* **Deine Aufgaben**
1 - Schreib aus dem Beschluss über den Wiedereinsetzungsantrag alles von „1] mit Erkenntnis“ bis hinunter zu „07.05.2019 ausgewiesen ist.“ wortgetreu ab.
2 - Schreib den Beschluss über den Wiedereinsetzungsantrag ab dem letzten gezeigten Satz weiter.

40/01 Verwaltungsverfahren

Norm

VwGVG §33

Text

Das Verwaltungsgericht Wien hat durch den Richter Dr. Leitner über die Antrag des Herrn A. B. auf Wiedereinsetzung des Verfahrens in den vorigen Stand betreffend das Straferkenntnis der Landespolizeidirektion Wien, Polizeikommissariat C., vom 19.12.2018, Zl. …, wegen Übertretungen des 1) Sicherheitspolizeigesetzes, 2) Wiener Landes-Sicherheitsgesetzes und 3) Straßenverkehrsordnung, den

Beschluss

gefasst:

I. Gemäß § 31 VwGVG in Verbindung mit § 33 Abs. 1 und Abs. 3 VwGVG wird der Antrag als unzulässig zurückgewiesen.

II. Gemäß § 25a VwGG ist die Revision an den Verwaltungsgerichtshof nach Art. 133 Abs. 4 B-VG unzulässig.

Begründung

1] mit Erkenntnis vom 29 März 2019 wurde im Rahmen der öffentlichen mündlichen Verhandlung selben Tags das Beschwerdeverfahren des Antragstellers in Angelegenheit eines Verfahrens nach § 82 SPG und § 1 Abs. 1 2 WLSG gemäß § 50 VwGVG als unbegründet abgewiesen. Zu diesem Verfahren war der Beschwerdeführer ordnungsgemäß mit Ladungsbescheid vom 5. Februar 2019 zur genannten öffentlichen mündlichen Verhandlung vorgeladen worden; Zustellnachweis mit Hinterlegung am Postamt D. vom 11.02.2019 ausgewiesen. Das mündlich verkündete Verhandlungsergebnis wurde dem Beschwerdeführer mit 01.04.2019 zugestellt, Zustellnachweis beim Postamt D. vom 04.04.2019 ausgewiesen. Mangels eines Antrages § 29 Abs. 4 VwGVG erging am 29.04.2019 eine gekürzte Ausfertigung nach § 29 Abs. 5 VwGVG, welche mit Zustellnachweis vom Postamt D. am 07.05.2019 ausgewiesen ist.

Danach wurde der Akt am Gericht in der Registratur abgelegt.

* **Bereitgestelltes Material**
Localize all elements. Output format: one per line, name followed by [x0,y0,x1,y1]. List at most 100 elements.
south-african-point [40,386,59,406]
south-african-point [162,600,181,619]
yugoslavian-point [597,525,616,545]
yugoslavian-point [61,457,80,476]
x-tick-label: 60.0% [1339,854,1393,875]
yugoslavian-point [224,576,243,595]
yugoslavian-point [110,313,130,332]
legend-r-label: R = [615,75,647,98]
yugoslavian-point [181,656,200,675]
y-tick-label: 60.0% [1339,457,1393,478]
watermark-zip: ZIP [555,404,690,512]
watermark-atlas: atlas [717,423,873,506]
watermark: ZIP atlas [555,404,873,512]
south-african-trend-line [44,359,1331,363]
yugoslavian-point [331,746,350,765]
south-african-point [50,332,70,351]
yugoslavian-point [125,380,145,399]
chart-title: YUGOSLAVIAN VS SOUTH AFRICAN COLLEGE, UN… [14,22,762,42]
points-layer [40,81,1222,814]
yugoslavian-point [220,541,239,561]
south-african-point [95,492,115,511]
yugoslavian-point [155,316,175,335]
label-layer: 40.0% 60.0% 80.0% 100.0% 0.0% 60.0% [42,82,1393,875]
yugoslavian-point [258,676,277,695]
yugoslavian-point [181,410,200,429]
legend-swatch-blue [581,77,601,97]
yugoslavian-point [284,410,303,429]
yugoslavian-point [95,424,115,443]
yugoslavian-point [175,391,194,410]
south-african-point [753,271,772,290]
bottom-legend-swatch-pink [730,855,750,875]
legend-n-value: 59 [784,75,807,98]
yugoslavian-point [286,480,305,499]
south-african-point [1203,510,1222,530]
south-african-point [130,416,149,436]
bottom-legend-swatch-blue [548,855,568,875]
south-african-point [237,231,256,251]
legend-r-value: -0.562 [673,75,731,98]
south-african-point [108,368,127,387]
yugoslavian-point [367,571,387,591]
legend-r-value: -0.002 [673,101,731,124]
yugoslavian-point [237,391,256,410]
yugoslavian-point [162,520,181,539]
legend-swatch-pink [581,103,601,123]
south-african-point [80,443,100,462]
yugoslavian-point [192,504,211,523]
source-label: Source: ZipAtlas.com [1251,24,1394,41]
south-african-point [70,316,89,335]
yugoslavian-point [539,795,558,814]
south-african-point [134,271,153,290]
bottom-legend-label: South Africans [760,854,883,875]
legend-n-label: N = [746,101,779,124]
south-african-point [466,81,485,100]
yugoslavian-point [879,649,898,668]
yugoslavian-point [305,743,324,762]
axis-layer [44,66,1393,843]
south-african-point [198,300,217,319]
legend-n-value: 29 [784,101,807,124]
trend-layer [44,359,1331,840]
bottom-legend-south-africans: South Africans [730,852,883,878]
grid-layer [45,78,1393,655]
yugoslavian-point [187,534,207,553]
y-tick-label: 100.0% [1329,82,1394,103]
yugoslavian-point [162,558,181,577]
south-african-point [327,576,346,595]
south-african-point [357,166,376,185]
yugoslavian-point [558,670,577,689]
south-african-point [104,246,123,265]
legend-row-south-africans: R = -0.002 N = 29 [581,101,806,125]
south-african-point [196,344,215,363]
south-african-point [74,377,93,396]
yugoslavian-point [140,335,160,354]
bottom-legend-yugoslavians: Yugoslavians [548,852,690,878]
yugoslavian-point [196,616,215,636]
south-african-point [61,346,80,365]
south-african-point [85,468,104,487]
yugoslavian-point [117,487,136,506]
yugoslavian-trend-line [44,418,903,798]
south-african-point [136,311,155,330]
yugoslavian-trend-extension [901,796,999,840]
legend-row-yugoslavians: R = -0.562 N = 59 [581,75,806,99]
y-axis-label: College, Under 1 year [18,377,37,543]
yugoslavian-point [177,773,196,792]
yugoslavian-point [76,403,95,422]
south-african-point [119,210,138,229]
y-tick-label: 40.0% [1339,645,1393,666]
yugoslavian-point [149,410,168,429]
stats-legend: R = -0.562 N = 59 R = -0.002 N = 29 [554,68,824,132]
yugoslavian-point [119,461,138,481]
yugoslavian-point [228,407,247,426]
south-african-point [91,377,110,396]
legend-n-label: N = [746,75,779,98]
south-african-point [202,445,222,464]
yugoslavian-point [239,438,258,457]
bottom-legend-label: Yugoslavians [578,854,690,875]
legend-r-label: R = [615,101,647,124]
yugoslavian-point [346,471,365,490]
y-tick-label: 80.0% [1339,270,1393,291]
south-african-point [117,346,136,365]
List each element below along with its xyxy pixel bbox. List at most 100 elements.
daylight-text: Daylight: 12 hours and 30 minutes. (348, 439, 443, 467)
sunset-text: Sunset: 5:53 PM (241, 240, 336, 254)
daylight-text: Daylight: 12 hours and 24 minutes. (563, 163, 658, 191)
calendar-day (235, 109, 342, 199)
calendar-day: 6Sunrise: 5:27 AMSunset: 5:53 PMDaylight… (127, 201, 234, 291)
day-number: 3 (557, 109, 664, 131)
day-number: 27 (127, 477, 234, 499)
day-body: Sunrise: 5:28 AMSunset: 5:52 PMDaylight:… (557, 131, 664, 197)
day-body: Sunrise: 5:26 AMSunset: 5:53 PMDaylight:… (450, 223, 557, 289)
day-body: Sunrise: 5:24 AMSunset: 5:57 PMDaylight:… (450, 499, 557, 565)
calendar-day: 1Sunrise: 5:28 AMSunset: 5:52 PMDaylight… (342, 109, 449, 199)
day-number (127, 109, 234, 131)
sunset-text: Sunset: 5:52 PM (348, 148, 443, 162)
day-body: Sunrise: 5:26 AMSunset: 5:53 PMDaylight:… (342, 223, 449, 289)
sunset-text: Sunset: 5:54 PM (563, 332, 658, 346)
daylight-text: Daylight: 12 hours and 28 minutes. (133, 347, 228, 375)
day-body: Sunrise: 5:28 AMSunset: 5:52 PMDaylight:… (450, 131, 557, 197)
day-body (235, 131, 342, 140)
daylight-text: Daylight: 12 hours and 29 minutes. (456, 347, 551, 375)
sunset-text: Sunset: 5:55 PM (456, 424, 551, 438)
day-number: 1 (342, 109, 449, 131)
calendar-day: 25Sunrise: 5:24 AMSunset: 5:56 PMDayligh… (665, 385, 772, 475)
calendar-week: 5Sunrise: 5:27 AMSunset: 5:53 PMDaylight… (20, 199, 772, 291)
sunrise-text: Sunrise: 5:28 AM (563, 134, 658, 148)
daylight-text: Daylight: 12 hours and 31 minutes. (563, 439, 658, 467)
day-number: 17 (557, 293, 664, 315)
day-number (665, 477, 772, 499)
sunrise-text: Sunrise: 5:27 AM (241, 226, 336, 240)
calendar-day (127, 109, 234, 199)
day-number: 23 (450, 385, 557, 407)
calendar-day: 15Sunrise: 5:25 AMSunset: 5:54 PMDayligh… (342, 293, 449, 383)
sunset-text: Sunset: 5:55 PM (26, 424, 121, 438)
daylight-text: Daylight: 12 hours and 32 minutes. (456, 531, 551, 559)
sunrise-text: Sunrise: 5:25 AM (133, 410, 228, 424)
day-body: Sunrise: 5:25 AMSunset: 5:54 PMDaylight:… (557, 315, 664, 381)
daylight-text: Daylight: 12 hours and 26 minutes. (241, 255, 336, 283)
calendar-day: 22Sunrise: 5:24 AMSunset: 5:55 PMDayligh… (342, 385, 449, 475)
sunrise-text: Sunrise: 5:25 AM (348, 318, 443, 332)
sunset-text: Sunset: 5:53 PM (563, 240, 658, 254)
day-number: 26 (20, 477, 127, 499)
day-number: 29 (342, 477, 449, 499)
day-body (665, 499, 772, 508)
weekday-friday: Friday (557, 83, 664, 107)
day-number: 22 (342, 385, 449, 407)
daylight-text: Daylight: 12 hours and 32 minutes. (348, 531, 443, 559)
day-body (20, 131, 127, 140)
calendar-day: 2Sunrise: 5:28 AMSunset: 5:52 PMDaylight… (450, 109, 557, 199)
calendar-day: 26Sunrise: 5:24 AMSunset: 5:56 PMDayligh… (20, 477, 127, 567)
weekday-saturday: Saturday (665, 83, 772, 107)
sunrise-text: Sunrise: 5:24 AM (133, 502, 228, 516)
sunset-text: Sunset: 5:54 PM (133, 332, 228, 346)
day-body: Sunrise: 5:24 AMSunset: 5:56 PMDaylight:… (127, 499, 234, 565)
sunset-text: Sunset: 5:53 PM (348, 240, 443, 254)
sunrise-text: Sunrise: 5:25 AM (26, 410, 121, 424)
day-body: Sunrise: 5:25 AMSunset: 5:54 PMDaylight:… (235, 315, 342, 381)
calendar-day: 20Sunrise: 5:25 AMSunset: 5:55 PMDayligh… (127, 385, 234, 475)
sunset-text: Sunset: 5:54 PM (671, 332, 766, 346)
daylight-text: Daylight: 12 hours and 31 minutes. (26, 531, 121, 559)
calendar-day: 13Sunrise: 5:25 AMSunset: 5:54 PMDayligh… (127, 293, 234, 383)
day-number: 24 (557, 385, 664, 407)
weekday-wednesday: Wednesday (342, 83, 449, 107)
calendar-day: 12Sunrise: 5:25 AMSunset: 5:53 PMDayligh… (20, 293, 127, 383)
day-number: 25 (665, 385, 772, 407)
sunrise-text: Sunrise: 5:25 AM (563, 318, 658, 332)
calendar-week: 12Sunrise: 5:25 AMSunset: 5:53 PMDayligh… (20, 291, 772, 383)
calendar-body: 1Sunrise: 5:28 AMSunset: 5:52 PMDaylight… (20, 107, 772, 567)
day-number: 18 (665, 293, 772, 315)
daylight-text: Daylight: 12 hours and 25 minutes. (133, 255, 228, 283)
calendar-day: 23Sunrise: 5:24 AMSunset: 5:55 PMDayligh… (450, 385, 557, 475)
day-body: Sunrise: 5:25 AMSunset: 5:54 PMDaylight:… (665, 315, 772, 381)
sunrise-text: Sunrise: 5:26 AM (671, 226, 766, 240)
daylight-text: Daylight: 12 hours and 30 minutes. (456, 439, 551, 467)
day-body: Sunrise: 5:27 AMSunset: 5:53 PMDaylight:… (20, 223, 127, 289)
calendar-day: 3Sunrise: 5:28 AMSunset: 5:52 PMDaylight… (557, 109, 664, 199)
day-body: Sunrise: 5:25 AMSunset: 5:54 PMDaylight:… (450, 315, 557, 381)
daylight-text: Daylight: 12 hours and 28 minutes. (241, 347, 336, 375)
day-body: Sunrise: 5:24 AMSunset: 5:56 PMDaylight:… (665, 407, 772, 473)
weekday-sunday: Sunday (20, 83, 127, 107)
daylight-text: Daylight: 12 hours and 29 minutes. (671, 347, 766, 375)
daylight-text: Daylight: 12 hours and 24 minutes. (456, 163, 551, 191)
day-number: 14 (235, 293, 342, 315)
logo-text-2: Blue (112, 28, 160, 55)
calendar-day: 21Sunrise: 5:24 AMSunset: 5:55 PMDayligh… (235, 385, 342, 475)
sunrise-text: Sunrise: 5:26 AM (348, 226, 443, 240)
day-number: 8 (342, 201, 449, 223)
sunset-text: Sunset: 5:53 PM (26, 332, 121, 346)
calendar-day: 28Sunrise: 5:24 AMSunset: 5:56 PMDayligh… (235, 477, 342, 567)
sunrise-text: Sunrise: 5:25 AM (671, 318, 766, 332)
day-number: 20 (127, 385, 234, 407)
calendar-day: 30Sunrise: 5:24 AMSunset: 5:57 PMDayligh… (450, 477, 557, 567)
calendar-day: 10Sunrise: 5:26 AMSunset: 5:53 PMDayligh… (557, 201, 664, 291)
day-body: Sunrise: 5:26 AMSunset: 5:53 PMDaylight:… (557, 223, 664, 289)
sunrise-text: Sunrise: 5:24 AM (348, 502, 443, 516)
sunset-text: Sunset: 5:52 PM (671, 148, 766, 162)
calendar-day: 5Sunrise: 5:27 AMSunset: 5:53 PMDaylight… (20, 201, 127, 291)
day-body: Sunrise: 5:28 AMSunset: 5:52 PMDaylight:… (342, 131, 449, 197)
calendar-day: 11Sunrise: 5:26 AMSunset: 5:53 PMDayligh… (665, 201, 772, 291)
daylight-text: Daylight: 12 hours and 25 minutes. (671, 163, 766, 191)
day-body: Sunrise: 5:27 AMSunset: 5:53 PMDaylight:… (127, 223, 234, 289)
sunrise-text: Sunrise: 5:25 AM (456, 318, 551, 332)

* **Ergebnisse je Aufgabe**
1 -
1] mit Erkenntnis vom 29 März 2019 wurde im Rahmen der öffentlichen mündlichen Verhandlung selben Tags das Beschwerdeverfahren des Antragstellers in Angelegenheit eines Verfahrens nach § 82 SPG und § 1 Abs. 1 2 WLSG gemäß § 50 VwGVG als unbegründet abgewiesen. Zu diesem Verfahren war der Beschwerdeführer ordnungsgemäß mit Ladungsbescheid vom 5. Februar 2019 zur genannten öffentlichen mündlichen Verhandlung vorgeladen worden; Zustellnachweis mit Hinterlegung am Postamt D. vom 11.02.2019 ausgewiesen. Das mündlich verkündete Verhandlungsergebnis wurde dem Beschwerdeführer mit 01.04.2019 zugestellt, Zustellnachweis beim Postamt D. vom 04.04.2019 ausgewiesen. Mangels eines Antrages § 29 Abs. 4 VwGVG erging am 29.04.2019 eine gekürzte Ausfertigung nach § 29 Abs. 5 VwGVG, welche mit Zustellnachweis vom Postamt D. am 07.05.2019 ausgewiesen ist.

2 -
2.] Am 14.12.2020 langte beim Verwaltungsgericht Wien folgender Antrag ein:

E-Mail vom 11.12.2020, um 13:02 Uhr, betreffend Antrag auf Wiedereinsetzung in den vorigen Stand, wie soeben telefonisch besprochen ersuche ich hiermit um Wiedereinsetzung der Verfahren aus 2018/19 mit folgenden Geschäftszahlen in den vorigen Stand.

Danach werden zehn Geschäftszahlen des Magistrates der Stadt Wien, MA 67 aufgelistet, darunter auch die Geschäftszahl der Erstinstanz, das vor dem VGW am 29.03.2019 im Beschwerdeverfahren abgehandelt wurde.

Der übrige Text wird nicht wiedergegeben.